## SET TASK
Each line of the data that includes the string "Kouba" is to be copied out.

[Stored records]

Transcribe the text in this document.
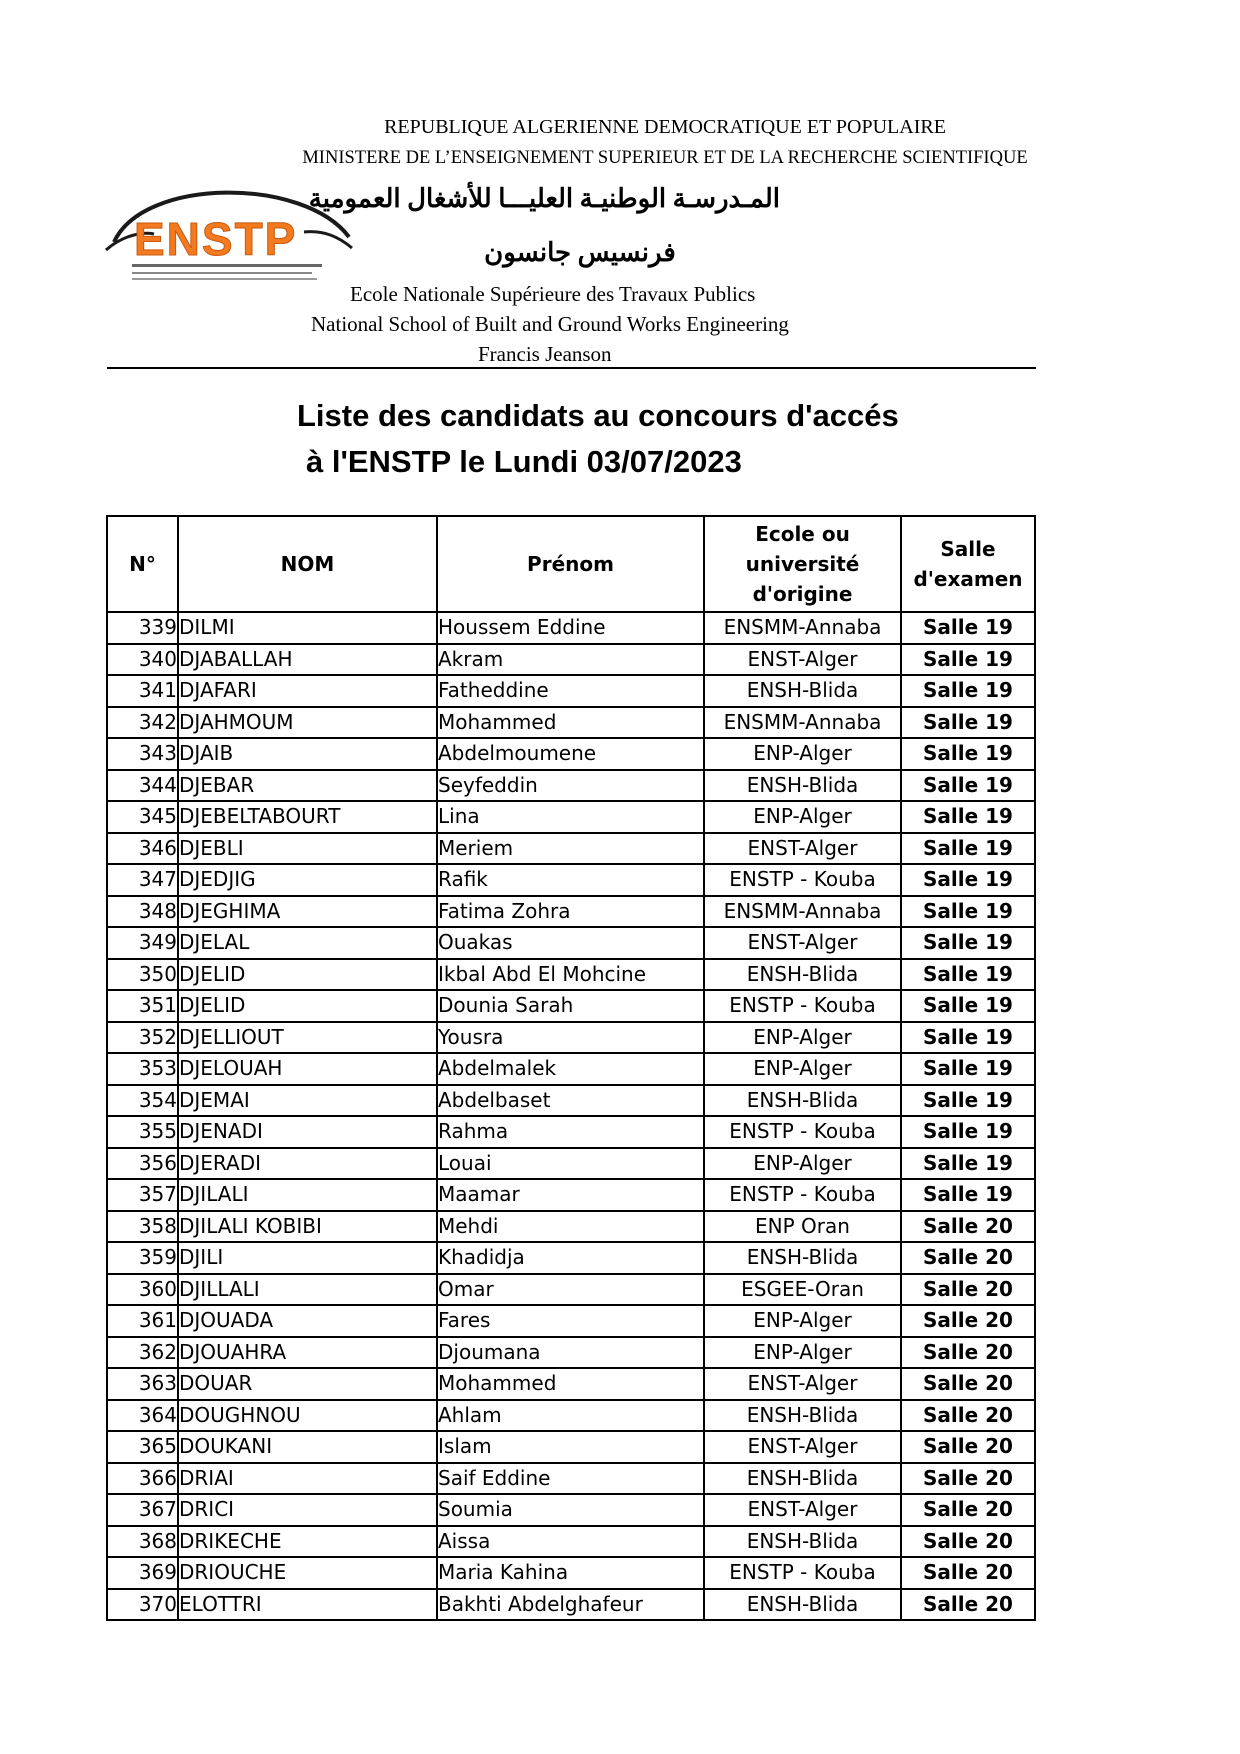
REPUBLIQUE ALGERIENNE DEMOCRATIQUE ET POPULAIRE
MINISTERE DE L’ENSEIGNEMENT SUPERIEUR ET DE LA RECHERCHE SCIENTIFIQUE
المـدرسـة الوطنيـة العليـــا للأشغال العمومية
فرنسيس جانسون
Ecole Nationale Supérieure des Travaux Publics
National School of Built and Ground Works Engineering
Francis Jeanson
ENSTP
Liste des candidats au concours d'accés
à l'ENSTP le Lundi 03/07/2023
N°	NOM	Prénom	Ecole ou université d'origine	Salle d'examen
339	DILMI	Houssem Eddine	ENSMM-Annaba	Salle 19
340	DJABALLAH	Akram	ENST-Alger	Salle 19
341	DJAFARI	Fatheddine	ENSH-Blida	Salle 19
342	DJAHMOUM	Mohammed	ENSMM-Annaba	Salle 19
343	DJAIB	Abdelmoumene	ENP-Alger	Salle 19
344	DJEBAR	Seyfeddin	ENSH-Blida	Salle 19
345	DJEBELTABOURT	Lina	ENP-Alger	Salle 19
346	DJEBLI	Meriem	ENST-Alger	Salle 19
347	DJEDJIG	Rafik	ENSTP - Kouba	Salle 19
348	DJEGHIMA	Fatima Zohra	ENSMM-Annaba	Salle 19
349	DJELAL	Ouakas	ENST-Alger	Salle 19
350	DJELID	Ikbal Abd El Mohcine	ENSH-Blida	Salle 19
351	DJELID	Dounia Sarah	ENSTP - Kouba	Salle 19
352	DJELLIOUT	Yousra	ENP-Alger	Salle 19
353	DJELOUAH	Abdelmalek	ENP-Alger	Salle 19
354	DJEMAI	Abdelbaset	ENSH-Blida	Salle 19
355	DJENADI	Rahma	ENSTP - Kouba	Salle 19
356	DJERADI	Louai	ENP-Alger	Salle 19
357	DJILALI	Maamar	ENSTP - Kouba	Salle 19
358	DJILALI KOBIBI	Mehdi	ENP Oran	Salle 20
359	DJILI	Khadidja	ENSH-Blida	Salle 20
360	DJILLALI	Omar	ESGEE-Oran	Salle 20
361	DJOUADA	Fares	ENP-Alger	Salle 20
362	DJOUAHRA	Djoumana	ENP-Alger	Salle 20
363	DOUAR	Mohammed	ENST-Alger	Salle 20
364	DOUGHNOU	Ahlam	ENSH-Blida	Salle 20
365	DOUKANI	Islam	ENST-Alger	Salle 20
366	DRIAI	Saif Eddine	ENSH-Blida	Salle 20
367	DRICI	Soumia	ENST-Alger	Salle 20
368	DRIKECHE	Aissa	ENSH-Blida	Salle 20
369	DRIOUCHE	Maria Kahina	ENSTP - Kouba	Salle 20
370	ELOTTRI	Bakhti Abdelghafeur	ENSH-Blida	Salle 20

## ANSWER TO THIS PROBLEM
347	DJEDJIG	Rafik	ENSTP - Kouba	Salle 19
351	DJELID	Dounia Sarah	ENSTP - Kouba	Salle 19
355	DJENADI	Rahma	ENSTP - Kouba	Salle 19
357	DJILALI	Maamar	ENSTP - Kouba	Salle 19
369	DRIOUCHE	Maria Kahina	ENSTP - Kouba	Salle 20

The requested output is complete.